Prompt = Give back a single number, the count of lines containing the word "деформаций".

(Recorded data)
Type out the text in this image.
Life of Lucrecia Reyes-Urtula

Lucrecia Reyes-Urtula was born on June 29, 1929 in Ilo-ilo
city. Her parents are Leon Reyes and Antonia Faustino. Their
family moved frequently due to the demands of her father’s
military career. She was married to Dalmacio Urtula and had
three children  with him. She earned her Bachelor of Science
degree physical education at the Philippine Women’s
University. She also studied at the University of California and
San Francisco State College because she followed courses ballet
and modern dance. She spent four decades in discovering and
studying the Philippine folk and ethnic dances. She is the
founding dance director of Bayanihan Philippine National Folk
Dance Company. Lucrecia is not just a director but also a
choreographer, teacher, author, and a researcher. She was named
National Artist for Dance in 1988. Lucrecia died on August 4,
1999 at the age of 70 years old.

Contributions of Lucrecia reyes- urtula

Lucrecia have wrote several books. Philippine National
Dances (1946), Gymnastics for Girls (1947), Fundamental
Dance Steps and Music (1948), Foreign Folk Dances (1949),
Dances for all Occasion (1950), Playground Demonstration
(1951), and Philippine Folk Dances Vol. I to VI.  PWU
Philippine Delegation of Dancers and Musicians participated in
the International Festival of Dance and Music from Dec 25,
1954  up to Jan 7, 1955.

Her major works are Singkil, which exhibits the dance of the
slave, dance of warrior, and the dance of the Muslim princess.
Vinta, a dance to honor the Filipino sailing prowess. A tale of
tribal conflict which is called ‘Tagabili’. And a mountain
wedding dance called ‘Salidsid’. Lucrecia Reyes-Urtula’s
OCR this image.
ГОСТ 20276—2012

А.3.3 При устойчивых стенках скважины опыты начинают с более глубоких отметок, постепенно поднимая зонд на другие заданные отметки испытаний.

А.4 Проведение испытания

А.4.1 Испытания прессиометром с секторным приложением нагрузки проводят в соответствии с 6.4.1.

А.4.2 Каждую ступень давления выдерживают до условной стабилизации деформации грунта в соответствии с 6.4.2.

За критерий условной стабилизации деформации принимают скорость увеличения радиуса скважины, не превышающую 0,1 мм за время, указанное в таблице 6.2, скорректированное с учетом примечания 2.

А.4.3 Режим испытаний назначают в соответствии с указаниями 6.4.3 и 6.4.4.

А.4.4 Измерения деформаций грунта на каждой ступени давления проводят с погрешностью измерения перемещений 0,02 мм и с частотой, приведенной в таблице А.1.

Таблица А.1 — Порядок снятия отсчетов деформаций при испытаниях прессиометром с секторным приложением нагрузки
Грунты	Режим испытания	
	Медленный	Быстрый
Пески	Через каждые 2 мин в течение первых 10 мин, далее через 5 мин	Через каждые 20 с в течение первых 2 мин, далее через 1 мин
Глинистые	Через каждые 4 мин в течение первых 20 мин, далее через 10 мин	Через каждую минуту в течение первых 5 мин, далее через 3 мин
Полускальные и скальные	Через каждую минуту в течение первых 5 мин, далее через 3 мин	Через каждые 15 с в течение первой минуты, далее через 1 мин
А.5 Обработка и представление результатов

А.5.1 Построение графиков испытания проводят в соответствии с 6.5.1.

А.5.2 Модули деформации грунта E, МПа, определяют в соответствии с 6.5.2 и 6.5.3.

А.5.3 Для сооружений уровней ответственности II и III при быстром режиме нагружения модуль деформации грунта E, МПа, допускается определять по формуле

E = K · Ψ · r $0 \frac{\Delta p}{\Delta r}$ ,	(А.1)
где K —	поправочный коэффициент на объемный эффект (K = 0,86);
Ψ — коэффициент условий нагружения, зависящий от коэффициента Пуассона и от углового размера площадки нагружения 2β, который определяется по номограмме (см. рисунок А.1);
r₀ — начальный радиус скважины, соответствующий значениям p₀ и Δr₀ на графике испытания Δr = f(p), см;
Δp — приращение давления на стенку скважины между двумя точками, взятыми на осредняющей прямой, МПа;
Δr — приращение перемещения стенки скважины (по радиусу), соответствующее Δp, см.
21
==
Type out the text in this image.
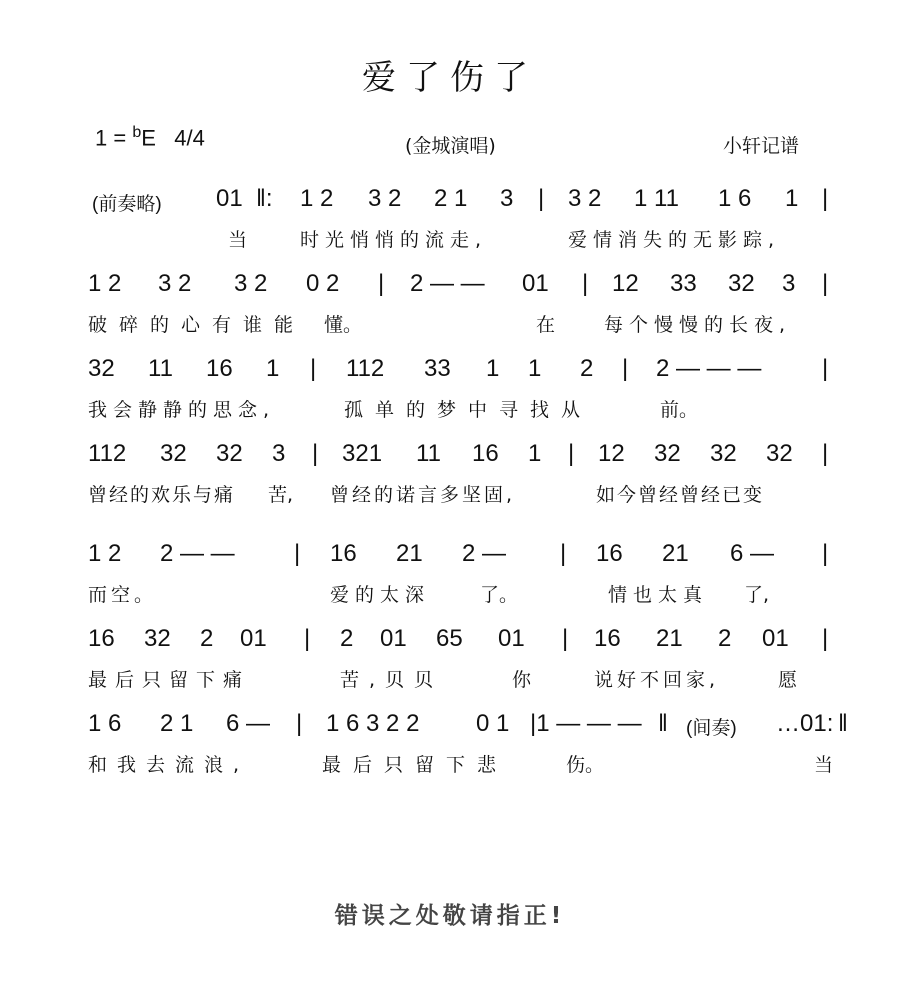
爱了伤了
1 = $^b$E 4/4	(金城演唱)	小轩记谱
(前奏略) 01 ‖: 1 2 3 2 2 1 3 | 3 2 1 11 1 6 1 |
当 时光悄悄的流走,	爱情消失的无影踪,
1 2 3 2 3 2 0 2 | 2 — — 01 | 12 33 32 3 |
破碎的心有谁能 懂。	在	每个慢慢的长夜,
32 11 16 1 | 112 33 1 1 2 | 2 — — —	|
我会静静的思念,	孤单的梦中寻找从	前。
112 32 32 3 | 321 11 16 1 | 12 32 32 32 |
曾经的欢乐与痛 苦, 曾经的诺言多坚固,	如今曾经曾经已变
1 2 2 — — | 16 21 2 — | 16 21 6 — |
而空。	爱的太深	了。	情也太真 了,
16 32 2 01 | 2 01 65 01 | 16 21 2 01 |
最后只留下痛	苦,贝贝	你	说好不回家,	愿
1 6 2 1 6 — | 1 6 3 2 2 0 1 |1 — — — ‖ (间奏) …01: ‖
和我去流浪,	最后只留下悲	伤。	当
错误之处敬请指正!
--
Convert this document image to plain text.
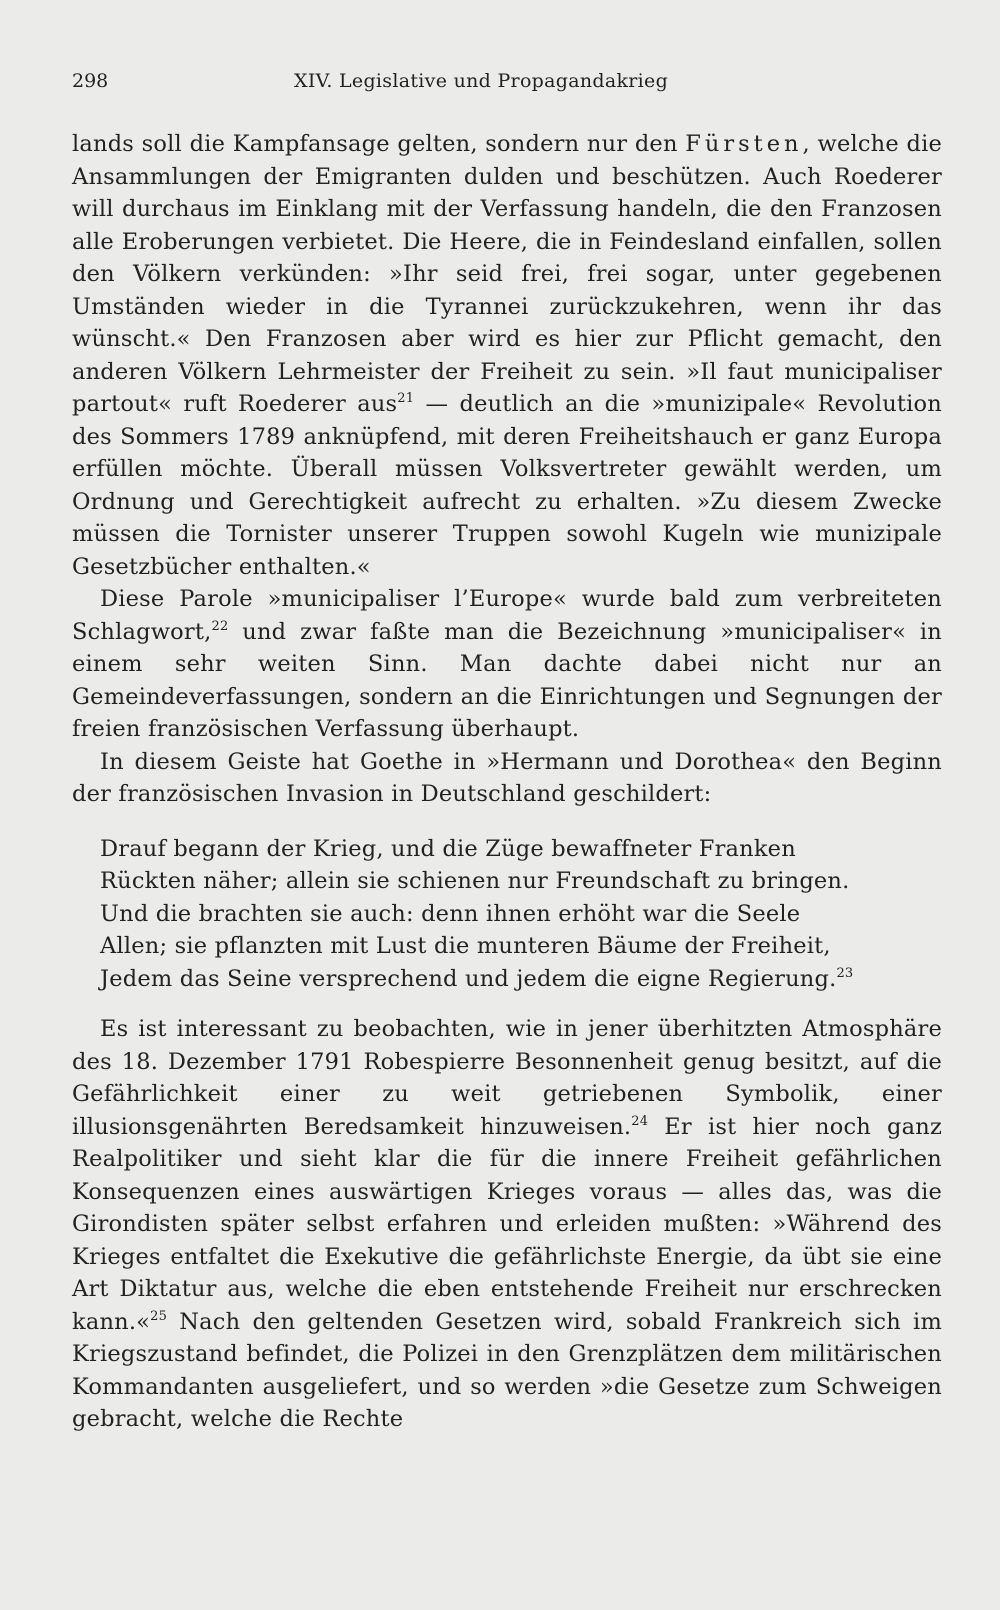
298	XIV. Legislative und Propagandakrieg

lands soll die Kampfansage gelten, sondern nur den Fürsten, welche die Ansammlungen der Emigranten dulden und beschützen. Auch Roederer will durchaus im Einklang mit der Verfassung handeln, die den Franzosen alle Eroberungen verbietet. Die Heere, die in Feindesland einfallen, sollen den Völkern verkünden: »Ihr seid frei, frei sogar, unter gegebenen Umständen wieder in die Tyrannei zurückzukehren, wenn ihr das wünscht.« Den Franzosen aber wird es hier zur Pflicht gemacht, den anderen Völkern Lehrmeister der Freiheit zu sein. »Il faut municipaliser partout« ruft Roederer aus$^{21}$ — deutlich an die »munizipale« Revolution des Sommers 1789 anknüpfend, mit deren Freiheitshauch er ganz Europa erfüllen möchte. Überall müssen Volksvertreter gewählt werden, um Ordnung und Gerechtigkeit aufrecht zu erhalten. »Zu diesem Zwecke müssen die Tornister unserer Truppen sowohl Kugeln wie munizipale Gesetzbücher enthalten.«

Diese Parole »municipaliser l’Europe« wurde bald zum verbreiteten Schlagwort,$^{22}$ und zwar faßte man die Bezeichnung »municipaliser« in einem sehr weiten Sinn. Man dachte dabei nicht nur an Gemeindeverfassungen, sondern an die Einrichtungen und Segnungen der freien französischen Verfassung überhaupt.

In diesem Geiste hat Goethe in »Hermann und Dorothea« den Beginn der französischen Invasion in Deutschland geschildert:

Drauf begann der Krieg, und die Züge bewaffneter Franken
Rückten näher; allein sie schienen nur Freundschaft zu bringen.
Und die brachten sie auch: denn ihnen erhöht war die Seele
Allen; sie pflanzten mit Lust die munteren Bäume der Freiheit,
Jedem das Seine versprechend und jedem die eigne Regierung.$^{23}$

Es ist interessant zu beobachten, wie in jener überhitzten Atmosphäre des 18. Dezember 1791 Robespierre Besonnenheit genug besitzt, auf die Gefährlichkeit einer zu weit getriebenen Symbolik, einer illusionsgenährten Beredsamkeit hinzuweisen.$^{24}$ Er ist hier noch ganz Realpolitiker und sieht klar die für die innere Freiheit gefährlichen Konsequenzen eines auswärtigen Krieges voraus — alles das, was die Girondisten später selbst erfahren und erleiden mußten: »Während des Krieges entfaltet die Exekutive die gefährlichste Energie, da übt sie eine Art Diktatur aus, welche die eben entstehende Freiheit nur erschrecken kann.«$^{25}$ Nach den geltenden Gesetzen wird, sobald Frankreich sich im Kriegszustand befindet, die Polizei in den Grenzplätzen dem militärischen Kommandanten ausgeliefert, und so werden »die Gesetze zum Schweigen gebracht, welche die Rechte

Final answer = 2